» **WHAT TO PRODUCE**
Return a copy of every line in the records that includes the word "gledaoce".

Extracted records
--*--

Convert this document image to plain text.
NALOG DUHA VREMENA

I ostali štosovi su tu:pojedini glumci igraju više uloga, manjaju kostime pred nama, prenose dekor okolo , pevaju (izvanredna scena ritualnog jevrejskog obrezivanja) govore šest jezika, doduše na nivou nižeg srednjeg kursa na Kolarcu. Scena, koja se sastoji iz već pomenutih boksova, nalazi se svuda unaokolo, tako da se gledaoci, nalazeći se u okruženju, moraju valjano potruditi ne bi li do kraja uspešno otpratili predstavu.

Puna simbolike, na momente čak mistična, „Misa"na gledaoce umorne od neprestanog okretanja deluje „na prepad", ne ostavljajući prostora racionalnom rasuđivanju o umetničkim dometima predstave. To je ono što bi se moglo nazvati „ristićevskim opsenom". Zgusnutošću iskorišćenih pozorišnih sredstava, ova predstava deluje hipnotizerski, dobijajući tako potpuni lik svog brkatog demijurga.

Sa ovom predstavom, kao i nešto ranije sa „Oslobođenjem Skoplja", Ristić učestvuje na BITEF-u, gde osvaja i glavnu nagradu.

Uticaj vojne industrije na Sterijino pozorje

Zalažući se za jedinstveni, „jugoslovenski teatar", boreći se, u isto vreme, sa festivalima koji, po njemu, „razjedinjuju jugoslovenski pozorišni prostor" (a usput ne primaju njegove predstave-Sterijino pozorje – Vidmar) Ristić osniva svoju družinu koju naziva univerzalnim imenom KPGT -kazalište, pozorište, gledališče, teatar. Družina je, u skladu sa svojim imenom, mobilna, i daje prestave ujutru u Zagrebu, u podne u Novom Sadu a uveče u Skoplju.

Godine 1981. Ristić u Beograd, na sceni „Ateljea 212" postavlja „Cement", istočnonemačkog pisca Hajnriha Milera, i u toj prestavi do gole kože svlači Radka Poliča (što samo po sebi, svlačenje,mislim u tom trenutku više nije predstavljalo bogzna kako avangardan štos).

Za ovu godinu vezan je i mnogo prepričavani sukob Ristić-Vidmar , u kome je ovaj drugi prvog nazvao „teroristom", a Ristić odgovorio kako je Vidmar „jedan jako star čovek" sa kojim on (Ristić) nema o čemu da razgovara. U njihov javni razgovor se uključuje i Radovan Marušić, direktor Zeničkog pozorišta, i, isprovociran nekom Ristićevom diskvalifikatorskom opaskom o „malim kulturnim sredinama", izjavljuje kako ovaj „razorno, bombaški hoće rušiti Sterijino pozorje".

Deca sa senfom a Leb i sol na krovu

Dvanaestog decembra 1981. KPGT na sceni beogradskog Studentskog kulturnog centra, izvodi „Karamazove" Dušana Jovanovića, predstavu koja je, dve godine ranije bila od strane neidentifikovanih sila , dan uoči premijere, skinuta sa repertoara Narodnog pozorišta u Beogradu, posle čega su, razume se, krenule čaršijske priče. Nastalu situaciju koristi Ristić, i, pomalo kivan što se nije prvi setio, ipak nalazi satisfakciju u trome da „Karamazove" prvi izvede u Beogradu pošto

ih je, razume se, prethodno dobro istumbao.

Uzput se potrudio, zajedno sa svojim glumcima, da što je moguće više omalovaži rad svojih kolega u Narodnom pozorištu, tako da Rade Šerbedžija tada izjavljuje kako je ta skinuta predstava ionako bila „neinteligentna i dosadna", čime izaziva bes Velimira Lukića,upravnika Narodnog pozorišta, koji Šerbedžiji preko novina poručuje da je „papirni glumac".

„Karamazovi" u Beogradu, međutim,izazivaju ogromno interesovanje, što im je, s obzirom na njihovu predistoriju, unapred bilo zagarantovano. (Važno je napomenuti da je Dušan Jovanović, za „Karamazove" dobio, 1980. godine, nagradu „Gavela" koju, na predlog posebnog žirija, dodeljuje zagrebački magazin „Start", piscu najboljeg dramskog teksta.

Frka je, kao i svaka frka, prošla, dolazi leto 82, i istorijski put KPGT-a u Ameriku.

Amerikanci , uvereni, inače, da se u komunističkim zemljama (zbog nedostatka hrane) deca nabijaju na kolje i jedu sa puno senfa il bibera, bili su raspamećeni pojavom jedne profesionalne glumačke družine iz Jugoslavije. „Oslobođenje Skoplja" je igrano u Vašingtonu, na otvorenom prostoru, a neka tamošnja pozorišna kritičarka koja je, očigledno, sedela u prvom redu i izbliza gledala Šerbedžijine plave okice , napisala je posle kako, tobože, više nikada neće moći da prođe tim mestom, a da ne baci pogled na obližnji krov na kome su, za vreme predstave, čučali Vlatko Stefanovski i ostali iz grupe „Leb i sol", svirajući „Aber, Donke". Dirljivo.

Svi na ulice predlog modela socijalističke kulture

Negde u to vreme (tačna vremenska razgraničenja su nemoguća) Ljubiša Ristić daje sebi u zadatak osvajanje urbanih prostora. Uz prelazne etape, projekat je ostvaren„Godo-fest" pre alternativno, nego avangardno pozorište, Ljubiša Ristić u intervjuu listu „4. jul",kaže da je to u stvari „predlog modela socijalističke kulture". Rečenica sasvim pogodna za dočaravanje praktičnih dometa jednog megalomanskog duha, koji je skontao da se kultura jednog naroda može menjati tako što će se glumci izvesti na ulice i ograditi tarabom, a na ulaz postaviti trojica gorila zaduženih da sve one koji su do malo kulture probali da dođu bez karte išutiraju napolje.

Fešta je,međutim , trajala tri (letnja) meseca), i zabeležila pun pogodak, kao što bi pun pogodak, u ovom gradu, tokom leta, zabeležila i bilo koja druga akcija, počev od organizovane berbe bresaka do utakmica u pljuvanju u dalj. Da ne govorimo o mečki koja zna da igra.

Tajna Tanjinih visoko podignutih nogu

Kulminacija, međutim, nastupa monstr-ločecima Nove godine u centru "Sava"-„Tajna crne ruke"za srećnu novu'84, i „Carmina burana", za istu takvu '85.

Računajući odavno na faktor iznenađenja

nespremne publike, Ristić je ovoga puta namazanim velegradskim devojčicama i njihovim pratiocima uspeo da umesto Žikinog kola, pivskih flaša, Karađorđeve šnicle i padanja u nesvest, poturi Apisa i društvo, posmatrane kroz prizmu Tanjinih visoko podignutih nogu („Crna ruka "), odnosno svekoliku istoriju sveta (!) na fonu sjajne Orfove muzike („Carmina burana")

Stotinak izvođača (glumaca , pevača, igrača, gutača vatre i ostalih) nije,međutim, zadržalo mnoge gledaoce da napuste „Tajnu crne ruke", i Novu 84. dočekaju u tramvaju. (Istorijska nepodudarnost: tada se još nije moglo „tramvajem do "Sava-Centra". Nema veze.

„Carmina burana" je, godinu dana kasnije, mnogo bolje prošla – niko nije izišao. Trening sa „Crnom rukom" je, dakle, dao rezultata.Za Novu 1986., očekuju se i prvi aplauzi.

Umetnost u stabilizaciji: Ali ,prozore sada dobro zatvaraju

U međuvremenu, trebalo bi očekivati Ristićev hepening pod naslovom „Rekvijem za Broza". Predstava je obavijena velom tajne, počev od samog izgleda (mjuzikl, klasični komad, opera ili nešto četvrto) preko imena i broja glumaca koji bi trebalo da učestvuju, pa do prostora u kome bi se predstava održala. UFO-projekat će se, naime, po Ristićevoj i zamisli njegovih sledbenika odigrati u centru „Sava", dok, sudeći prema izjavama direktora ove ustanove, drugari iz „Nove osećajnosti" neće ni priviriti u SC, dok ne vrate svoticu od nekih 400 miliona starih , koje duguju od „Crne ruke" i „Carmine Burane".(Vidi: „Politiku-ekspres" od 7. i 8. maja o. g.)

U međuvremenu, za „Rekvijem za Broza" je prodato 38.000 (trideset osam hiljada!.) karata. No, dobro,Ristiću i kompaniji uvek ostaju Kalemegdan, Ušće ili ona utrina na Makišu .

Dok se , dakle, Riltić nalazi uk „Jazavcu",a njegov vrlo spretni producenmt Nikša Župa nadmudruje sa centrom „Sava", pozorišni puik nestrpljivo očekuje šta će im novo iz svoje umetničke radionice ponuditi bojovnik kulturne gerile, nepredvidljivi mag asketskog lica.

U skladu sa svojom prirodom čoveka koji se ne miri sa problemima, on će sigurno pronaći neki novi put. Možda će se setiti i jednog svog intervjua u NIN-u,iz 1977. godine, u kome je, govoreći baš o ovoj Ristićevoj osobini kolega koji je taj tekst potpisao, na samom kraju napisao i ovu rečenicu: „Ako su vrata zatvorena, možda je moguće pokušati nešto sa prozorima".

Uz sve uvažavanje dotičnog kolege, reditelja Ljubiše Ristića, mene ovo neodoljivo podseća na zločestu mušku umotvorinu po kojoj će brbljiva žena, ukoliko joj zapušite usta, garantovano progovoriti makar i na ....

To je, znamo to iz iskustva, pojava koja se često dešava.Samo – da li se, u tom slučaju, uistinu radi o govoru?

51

--*--

» **TASK OUTPUT**
Puna simbolike, na momente čak mistična, „Misa"na gledaoce umorne od neprestanog okretanja deluje „na prepad", ne ostavljajući prostora racionalnom rasuđivanju o umetničkim dometima predstave. To je ono što bi se moglo nazvati „ristićevskim opsenom". Zgusnutošću iskorišćenih pozorišnih sredstava, ova predstava deluje hipnotizerski, dobijajući tako potpuni lik svog brkatog demijurga.
Stotinak izvođača (glumaca , pevača, igrača, gutača vatre i ostalih) nije,međutim, zadržalo mnoge gledaoce da napuste „Tajnu crne ruke", i Novu 84. dočekaju u tramvaju. (Istorijska nepodudarnost: tada se još nije moglo „tramvajem do "Sava-Centra". Nema veze.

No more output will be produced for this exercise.